### Data shown:
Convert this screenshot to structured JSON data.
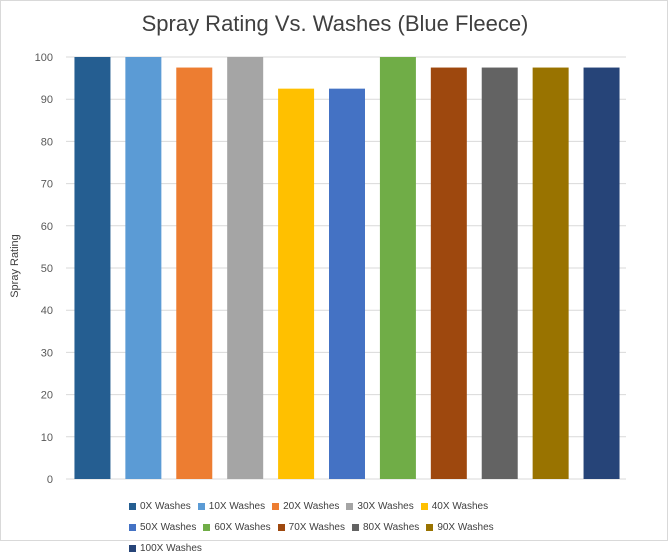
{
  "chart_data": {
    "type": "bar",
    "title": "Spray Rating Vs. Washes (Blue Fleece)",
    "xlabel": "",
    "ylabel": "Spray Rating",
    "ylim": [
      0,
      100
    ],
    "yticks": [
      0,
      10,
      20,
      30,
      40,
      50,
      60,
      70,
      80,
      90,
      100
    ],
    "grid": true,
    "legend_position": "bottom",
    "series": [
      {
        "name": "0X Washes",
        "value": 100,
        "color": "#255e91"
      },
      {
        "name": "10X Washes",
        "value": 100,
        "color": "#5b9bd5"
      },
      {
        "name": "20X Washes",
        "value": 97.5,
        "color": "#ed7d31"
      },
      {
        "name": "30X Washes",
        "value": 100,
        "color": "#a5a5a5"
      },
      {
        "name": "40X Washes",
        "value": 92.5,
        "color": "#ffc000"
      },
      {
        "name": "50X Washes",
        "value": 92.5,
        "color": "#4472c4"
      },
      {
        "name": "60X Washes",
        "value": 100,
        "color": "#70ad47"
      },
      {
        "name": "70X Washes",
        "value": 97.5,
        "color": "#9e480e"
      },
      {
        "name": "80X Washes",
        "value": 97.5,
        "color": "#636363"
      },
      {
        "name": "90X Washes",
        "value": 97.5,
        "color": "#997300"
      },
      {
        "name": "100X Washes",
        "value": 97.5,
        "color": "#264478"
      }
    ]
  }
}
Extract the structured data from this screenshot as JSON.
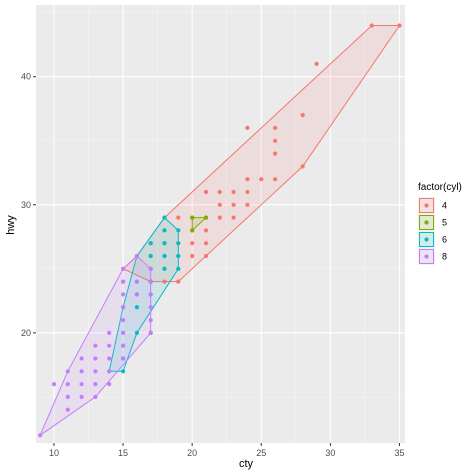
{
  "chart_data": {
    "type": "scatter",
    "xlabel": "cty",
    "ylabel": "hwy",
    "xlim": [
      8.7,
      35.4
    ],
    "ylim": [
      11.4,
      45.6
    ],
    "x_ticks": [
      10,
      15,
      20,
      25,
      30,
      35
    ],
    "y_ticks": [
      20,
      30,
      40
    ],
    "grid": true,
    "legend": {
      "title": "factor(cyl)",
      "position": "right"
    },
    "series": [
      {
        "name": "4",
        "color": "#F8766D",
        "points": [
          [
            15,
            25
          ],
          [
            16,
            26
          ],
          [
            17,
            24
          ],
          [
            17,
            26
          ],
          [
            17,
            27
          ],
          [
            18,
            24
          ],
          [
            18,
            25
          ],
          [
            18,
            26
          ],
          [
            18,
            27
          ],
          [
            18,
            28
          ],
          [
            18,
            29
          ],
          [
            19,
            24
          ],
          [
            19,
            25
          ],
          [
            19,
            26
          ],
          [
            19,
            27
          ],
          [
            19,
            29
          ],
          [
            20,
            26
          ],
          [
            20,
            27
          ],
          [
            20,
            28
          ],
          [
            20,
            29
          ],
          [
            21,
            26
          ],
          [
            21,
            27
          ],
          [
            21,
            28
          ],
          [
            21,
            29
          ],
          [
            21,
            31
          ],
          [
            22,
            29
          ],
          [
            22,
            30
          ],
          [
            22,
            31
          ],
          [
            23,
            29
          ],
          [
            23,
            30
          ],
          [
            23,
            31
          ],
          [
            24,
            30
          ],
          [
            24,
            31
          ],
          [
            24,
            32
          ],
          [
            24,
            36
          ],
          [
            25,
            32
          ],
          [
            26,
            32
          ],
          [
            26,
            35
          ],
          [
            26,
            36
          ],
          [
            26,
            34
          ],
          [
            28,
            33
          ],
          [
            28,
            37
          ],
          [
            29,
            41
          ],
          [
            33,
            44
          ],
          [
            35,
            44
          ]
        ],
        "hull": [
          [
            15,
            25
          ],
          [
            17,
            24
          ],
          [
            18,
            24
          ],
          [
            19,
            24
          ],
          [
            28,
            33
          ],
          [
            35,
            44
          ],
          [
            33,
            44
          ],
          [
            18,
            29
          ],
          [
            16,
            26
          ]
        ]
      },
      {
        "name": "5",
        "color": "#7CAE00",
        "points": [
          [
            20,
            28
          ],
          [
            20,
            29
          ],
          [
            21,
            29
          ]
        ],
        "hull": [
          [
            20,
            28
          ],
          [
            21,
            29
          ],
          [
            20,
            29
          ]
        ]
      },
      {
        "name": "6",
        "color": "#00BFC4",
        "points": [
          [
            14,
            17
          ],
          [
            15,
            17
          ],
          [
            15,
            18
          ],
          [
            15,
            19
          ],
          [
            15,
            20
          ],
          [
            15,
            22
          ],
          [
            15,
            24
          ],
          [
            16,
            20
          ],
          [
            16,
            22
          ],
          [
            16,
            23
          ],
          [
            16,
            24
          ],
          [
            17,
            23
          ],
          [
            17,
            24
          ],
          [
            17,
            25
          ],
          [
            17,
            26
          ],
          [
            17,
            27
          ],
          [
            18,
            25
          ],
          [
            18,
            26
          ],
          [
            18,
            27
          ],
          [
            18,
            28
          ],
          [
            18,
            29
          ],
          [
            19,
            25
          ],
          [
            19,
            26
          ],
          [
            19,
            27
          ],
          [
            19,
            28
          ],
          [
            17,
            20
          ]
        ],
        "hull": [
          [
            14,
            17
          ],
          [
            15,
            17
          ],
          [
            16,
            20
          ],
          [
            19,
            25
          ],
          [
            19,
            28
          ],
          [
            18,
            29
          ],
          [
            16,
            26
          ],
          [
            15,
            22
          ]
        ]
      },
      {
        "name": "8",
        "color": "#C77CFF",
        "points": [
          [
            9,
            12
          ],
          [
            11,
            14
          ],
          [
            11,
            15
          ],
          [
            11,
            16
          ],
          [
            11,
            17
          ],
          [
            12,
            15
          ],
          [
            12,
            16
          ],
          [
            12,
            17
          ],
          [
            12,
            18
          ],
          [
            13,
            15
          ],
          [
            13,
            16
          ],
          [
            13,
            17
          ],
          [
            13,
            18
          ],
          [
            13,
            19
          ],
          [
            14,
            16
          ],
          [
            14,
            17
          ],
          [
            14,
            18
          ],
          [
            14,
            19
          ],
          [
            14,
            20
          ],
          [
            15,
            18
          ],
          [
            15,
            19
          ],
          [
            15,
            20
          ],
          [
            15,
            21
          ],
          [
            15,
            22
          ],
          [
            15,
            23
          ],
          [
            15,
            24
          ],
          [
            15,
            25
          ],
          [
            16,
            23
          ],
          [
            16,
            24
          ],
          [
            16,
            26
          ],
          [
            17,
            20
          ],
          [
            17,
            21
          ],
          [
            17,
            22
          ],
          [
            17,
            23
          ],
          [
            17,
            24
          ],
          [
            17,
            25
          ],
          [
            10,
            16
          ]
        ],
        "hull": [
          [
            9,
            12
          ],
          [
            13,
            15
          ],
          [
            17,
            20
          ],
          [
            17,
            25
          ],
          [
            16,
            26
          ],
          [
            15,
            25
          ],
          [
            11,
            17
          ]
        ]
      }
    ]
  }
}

==

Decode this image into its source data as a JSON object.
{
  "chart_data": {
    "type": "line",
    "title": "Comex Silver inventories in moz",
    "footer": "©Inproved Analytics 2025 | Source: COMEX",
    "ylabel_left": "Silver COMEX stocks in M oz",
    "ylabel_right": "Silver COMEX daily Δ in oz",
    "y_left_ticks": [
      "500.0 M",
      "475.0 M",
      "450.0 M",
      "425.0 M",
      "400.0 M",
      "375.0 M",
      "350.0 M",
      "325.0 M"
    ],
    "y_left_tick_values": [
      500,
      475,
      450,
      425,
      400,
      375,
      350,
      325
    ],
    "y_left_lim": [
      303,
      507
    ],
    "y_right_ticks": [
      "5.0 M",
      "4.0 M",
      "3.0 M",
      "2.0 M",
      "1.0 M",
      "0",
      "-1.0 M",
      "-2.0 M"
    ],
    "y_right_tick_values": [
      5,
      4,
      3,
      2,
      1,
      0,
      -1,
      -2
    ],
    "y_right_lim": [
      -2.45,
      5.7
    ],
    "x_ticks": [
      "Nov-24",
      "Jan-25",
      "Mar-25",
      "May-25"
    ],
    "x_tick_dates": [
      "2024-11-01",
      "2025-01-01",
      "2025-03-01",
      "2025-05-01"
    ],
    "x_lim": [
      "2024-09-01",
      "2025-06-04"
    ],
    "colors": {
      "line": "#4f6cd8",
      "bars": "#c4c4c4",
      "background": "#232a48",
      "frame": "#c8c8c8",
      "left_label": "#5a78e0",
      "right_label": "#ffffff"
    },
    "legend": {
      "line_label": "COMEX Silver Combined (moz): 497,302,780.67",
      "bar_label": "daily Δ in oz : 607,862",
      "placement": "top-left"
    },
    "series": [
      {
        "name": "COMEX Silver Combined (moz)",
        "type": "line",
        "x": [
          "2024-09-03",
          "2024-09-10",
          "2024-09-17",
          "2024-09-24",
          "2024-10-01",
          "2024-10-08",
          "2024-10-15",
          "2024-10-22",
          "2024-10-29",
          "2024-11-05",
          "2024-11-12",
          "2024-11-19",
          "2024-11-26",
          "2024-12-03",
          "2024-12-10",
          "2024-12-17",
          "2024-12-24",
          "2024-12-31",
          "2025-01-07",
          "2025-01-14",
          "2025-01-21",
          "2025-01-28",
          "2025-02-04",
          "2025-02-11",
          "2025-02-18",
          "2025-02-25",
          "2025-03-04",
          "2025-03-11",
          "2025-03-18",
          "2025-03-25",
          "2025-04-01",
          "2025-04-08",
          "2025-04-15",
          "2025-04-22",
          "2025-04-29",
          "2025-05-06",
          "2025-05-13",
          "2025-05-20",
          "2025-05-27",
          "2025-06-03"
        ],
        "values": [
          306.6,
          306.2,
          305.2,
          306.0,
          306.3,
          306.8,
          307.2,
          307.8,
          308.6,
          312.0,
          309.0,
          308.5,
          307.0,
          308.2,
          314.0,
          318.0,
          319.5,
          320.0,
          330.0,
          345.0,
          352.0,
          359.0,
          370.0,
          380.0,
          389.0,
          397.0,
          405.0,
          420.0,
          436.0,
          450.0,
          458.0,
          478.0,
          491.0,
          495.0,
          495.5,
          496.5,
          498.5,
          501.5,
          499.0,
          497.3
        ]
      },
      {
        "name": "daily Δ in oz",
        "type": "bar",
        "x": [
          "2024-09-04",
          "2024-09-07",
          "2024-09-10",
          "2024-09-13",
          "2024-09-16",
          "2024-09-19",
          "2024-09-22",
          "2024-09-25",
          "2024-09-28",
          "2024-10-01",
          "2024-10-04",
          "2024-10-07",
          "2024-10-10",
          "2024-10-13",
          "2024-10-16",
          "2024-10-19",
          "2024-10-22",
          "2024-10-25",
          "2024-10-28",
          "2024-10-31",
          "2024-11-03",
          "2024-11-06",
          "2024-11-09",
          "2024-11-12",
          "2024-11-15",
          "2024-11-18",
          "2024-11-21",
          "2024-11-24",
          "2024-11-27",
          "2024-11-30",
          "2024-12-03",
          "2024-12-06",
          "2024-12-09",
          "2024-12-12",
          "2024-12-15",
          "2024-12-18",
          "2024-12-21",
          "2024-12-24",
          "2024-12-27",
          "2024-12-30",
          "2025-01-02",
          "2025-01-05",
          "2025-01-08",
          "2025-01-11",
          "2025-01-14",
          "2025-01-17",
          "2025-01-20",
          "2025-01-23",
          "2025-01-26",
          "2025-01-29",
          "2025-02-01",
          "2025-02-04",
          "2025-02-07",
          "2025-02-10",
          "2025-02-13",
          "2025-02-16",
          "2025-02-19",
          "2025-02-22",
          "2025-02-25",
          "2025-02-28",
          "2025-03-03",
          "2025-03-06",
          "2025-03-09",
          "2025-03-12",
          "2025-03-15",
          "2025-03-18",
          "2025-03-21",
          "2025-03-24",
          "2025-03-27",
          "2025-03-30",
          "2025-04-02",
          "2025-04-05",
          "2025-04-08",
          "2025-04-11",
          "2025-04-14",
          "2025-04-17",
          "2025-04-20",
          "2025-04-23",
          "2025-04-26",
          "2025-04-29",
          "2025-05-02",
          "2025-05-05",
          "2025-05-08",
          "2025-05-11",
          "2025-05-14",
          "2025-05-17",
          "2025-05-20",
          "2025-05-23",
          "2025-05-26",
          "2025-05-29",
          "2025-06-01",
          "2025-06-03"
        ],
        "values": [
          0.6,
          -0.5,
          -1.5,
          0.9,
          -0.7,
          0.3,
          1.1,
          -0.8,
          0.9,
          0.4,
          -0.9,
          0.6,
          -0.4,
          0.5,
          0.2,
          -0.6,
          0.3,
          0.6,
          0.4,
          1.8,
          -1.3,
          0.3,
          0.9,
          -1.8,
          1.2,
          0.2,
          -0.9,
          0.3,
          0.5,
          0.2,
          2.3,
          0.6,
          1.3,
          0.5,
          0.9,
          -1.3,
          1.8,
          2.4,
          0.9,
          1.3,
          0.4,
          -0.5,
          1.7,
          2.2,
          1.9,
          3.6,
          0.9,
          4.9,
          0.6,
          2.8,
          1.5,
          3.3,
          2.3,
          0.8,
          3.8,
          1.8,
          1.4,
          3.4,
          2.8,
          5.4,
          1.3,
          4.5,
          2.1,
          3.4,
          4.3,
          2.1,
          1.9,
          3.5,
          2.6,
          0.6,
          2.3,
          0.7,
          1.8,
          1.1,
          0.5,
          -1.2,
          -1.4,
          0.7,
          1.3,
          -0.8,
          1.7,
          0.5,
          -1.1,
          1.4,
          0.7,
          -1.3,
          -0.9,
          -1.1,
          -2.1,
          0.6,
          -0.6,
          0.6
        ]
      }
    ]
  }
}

---

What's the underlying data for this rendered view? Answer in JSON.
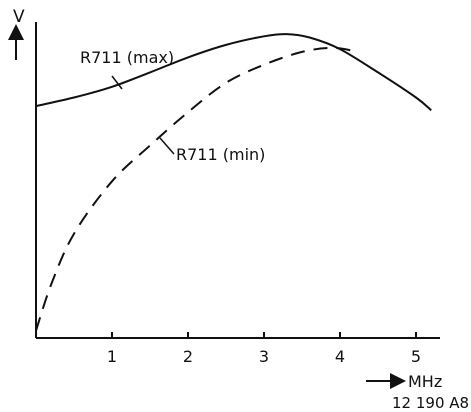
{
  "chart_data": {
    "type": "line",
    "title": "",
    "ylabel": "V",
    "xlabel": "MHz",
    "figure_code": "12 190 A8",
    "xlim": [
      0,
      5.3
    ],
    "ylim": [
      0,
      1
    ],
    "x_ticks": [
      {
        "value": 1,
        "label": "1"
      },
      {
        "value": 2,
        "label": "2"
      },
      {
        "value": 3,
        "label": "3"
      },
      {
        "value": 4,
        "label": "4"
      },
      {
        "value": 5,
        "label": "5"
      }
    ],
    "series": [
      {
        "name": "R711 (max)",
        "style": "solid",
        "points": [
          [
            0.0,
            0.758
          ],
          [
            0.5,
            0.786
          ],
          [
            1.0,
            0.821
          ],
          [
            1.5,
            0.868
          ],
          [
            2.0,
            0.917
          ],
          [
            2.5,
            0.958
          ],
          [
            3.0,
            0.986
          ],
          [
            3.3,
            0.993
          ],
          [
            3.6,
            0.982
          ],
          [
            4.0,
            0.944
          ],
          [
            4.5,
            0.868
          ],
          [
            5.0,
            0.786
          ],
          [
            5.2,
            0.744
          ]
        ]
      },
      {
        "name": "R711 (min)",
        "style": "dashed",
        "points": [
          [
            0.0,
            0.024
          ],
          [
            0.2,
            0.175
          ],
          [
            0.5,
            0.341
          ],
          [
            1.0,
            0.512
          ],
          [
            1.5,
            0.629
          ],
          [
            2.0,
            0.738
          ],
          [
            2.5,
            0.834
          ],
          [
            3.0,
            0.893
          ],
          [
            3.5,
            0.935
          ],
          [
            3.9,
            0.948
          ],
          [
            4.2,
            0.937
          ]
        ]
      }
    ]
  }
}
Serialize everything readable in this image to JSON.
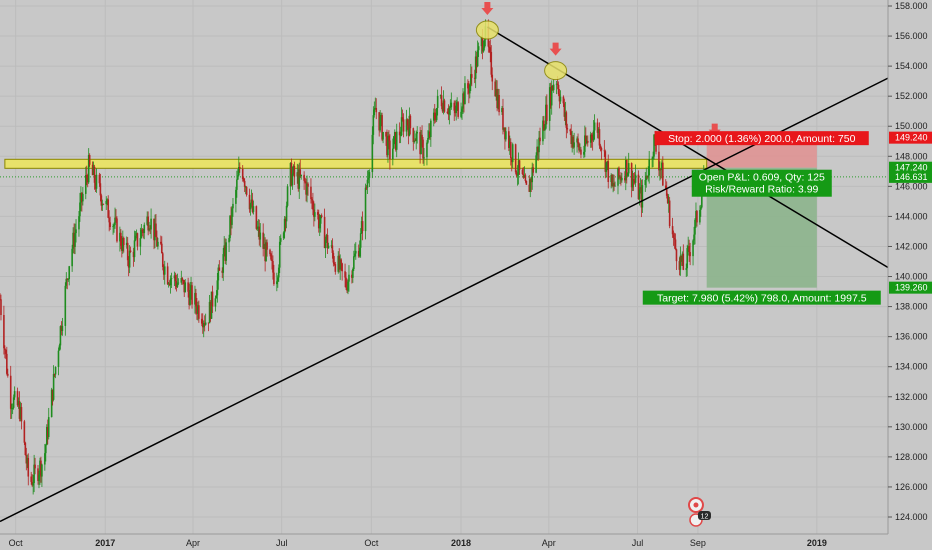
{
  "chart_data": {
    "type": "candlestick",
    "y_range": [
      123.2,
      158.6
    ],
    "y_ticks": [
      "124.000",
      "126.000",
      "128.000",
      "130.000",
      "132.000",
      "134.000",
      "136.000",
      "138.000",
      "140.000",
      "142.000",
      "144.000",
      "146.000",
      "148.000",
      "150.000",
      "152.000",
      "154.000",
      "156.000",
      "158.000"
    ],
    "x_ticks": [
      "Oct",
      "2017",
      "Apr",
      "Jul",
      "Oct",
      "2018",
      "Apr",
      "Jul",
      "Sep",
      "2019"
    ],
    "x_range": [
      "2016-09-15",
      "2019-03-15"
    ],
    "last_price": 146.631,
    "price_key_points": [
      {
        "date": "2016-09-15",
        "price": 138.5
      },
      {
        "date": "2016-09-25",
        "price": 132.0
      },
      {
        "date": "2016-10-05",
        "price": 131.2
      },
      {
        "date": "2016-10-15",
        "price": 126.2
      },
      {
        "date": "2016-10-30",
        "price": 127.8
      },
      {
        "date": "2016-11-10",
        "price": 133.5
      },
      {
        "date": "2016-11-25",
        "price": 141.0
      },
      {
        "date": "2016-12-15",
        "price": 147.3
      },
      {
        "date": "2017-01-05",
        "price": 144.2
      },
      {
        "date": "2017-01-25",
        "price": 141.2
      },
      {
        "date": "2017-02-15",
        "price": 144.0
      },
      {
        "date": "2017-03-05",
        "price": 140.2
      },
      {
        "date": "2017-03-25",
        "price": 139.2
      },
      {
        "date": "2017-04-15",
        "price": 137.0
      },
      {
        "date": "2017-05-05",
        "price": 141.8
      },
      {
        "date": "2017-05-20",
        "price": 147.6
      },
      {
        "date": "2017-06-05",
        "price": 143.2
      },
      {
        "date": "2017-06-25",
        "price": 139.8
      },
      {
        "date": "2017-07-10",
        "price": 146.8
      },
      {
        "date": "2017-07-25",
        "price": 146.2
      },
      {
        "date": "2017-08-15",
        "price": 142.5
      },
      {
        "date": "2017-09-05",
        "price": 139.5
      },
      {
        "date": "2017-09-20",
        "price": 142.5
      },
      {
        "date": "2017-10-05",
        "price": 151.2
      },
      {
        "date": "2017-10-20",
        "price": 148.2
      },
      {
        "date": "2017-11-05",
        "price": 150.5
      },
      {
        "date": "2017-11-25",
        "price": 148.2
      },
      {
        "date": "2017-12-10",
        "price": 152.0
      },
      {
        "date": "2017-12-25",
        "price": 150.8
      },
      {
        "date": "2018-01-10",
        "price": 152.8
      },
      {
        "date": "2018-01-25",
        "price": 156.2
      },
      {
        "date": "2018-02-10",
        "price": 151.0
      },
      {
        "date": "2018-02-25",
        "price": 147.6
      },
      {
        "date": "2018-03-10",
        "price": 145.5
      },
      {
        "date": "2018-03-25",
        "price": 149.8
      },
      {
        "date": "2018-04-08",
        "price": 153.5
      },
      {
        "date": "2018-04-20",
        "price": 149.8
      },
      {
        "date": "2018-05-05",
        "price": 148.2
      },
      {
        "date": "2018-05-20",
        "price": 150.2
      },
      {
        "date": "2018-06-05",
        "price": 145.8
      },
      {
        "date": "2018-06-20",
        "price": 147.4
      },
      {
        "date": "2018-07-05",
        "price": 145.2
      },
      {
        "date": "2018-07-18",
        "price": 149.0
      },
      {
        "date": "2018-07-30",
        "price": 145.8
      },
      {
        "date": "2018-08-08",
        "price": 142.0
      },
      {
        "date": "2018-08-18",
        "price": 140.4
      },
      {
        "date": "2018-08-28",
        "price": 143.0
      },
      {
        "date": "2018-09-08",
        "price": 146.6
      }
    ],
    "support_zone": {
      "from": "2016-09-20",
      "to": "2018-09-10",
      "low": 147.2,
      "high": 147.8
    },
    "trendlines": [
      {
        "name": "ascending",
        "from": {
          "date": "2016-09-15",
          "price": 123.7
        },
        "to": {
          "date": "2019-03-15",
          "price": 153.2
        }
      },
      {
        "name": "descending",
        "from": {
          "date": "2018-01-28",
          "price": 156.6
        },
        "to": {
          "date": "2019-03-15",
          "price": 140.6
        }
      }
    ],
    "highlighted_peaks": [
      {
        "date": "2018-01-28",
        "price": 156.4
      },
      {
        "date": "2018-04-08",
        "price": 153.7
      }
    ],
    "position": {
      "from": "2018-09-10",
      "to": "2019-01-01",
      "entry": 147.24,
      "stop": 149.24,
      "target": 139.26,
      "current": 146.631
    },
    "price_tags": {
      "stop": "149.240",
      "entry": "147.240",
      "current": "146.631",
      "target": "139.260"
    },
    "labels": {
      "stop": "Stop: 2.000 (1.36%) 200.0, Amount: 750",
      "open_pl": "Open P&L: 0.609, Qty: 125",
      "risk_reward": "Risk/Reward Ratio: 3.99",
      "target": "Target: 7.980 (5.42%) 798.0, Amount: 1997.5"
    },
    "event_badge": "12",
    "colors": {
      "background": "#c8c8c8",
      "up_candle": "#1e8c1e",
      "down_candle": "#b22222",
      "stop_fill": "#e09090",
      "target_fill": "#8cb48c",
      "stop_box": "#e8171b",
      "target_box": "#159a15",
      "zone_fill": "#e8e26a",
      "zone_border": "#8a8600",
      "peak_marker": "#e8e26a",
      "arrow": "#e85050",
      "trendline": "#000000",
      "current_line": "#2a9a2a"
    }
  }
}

### Aim:
State the count of lines with the word "image" in them, and write nothing else.

### Written response:
2